Saved entries:
---+---
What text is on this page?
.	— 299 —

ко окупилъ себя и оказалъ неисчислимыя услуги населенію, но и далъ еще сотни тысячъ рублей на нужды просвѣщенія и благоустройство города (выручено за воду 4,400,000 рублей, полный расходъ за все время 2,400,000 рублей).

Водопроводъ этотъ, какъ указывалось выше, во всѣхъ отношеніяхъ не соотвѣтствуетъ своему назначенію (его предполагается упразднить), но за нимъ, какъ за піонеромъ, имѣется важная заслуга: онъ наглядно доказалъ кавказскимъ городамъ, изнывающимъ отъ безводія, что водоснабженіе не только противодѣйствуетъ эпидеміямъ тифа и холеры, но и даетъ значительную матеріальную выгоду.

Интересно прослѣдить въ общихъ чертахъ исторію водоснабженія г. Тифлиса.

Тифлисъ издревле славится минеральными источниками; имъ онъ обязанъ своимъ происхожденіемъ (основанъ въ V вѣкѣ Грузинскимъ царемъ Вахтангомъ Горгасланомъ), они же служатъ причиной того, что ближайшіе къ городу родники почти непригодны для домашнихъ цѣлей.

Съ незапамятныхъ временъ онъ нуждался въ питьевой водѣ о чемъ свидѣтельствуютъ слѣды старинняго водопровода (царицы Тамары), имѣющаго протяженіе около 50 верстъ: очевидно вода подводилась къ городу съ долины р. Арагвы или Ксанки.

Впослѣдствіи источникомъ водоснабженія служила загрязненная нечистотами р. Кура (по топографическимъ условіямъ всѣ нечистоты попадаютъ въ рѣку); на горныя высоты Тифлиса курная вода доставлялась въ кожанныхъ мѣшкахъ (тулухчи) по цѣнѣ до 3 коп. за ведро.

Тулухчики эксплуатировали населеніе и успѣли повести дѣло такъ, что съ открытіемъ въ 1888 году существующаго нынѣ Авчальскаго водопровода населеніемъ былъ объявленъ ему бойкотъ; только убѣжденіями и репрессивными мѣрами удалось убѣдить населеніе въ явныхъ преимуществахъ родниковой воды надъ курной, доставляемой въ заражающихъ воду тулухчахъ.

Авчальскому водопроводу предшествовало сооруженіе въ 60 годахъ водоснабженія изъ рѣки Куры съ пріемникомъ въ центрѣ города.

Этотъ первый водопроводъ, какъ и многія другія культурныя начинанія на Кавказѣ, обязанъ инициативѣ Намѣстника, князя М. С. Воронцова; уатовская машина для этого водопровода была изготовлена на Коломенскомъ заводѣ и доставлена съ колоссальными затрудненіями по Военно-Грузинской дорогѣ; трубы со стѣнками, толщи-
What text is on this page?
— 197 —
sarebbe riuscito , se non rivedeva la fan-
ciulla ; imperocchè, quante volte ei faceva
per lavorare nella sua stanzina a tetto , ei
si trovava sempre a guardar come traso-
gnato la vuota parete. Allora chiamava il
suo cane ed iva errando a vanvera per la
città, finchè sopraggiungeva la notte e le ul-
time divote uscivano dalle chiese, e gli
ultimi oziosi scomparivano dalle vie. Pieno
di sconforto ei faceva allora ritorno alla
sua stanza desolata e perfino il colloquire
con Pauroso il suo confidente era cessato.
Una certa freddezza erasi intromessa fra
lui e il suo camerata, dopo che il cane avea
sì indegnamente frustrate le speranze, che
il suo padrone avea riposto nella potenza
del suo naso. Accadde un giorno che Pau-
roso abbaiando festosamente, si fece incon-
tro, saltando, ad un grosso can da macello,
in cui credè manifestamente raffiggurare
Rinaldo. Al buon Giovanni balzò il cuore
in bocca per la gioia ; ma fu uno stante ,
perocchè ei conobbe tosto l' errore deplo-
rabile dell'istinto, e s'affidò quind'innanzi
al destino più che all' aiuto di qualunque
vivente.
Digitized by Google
---+---
- Objective: Identify lines with the string "городу". Copy each one.

- Worked solution:
Тифлисъ издревле славится минеральными источниками; имъ онъ обязанъ своимъ происхожденіемъ (основанъ въ V вѣкѣ Грузинскимъ царемъ Вахтангомъ Горгасланомъ), они же служатъ причиной того, что ближайшіе къ городу родники почти непригодны для домашнихъ цѣлей.
Съ незапамятныхъ временъ онъ нуждался въ питьевой водѣ о чемъ свидѣтельствуютъ слѣды старинняго водопровода (царицы Тамары), имѣющаго протяженіе около 50 верстъ: очевидно вода подводилась къ городу съ долины р. Арагвы или Ксанки.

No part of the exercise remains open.